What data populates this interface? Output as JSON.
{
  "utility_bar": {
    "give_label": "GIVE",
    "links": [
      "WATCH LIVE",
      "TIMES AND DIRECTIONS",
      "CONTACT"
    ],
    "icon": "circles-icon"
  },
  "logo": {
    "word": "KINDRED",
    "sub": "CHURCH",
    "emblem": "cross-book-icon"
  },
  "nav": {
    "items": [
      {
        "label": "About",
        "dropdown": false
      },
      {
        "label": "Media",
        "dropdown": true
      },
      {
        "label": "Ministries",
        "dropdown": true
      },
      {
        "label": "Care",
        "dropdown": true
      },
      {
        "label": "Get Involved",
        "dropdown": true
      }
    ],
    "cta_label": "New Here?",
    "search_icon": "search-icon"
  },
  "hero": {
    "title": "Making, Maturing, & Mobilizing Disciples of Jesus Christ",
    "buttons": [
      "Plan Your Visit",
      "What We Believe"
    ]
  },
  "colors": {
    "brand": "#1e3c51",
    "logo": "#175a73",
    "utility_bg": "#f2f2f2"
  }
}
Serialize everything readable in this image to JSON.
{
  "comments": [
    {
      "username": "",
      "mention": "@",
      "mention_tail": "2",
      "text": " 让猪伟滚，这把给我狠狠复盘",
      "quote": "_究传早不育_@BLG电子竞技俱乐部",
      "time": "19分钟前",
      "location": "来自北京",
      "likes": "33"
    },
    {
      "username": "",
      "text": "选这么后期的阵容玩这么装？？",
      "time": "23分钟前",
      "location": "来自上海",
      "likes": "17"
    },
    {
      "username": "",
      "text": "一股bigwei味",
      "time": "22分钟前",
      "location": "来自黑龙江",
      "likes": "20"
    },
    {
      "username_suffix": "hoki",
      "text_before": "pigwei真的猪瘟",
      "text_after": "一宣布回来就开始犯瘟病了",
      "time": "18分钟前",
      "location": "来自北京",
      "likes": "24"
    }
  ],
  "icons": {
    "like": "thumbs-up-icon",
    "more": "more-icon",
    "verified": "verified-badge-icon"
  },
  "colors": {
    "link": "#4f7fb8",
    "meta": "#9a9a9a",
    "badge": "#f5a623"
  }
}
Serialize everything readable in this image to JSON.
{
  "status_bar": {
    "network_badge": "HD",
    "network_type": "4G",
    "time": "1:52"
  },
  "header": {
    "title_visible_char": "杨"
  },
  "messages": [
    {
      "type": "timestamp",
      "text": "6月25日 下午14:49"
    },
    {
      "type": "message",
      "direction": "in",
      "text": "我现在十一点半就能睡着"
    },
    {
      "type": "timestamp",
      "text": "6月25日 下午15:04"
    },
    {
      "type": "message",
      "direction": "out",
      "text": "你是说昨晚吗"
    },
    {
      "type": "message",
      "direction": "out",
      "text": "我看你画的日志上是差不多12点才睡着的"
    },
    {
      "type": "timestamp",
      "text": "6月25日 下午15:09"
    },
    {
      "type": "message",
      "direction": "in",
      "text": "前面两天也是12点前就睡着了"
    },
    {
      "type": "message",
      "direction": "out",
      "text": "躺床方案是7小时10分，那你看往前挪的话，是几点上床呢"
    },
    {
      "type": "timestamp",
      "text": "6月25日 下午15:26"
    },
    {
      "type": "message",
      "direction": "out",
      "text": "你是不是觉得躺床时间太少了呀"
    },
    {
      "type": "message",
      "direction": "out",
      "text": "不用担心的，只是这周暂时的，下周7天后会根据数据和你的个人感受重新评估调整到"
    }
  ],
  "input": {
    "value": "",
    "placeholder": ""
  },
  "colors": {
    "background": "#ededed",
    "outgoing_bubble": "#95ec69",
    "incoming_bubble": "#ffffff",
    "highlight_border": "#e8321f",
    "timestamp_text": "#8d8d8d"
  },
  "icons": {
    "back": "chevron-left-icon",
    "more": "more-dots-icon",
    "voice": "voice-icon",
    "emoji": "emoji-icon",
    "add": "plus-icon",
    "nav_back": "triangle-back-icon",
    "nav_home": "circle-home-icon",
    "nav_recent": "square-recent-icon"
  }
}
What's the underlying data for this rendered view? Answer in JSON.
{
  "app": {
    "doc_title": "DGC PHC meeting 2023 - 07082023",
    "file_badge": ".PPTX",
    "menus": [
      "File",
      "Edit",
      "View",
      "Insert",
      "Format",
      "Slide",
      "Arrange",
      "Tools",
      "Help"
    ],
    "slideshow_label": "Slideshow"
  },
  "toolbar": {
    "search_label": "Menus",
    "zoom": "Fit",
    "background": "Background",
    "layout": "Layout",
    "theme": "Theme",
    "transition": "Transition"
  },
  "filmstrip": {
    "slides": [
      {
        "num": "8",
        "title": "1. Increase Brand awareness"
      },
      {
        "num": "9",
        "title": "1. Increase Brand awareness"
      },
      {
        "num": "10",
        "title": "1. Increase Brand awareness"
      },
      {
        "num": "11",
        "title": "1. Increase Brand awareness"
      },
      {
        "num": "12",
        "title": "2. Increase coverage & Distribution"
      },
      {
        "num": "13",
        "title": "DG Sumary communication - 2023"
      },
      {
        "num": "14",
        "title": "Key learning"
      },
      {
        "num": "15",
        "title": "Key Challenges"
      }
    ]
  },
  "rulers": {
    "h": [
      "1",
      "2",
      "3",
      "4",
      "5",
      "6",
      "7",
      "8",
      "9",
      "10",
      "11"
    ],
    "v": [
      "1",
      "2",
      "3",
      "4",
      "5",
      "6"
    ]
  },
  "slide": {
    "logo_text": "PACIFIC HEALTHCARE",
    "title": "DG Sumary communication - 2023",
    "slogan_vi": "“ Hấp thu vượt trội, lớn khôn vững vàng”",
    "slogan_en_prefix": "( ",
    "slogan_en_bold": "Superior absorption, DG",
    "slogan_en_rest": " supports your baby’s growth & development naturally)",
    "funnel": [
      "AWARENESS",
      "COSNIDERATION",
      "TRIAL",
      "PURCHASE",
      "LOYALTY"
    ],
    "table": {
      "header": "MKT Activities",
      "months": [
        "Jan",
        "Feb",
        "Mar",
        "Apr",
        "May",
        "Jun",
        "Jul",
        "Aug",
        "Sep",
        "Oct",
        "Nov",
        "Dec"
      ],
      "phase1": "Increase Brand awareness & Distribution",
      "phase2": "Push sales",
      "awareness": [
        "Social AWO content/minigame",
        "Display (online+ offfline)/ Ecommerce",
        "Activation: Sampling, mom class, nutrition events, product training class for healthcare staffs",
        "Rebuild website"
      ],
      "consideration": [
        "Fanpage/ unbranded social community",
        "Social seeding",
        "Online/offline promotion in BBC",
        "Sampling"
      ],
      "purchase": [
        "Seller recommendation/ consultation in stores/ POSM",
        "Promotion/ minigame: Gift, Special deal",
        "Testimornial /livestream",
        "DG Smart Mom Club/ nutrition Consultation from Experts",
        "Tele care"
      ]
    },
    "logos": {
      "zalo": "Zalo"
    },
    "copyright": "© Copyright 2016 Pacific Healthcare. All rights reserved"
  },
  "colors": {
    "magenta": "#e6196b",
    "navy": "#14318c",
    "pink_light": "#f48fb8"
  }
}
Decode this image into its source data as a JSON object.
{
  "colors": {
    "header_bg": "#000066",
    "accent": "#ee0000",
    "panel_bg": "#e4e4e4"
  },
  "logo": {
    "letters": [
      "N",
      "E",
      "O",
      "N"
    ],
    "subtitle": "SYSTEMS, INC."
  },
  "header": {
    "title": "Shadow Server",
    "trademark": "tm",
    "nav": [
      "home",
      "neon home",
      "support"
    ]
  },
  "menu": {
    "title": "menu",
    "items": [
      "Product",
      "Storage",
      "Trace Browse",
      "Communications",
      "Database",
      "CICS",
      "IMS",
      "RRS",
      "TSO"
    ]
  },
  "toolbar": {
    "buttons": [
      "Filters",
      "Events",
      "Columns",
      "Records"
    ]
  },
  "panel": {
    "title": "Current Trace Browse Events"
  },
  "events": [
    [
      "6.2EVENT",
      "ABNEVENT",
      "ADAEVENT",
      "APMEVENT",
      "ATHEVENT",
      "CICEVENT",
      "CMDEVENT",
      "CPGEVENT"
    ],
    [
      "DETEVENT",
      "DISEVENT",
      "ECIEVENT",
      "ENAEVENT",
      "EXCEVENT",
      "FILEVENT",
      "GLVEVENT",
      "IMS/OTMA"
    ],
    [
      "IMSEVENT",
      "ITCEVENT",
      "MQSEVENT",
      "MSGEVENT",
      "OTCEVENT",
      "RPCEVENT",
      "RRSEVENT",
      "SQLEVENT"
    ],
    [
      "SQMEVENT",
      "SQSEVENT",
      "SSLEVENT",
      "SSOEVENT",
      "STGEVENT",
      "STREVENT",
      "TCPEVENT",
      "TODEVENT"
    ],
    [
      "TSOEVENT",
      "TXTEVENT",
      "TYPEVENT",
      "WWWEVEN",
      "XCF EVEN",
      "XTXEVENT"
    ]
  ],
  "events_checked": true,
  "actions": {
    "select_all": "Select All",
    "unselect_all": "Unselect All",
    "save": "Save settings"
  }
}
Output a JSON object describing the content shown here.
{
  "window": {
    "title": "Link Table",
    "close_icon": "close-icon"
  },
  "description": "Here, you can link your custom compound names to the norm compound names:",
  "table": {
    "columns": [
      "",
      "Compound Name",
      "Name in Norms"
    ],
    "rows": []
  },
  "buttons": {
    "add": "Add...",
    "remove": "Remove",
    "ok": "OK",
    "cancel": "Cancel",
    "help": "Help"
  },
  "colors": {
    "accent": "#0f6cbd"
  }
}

* _What you need to do_: Repeat exactly, and only, the lines of the records above, starting with the line that contains "Output a JSON" and ending with the final line, both included.

* _Final result_:
Output a JSON object describing the content shown here.
{
  "window": {
    "title": "Link Table",
    "close_icon": "close-icon"
  },
  "description": "Here, you can link your custom compound names to the norm compound names:",
  "table": {
    "columns": [
      "",
      "Compound Name",
      "Name in Norms"
    ],
    "rows": []
  },
  "buttons": {
    "add": "Add...",
    "remove": "Remove",
    "ok": "OK",
    "cancel": "Cancel",
    "help": "Help"
  },
  "colors": {
    "accent": "#0f6cbd"
  }
}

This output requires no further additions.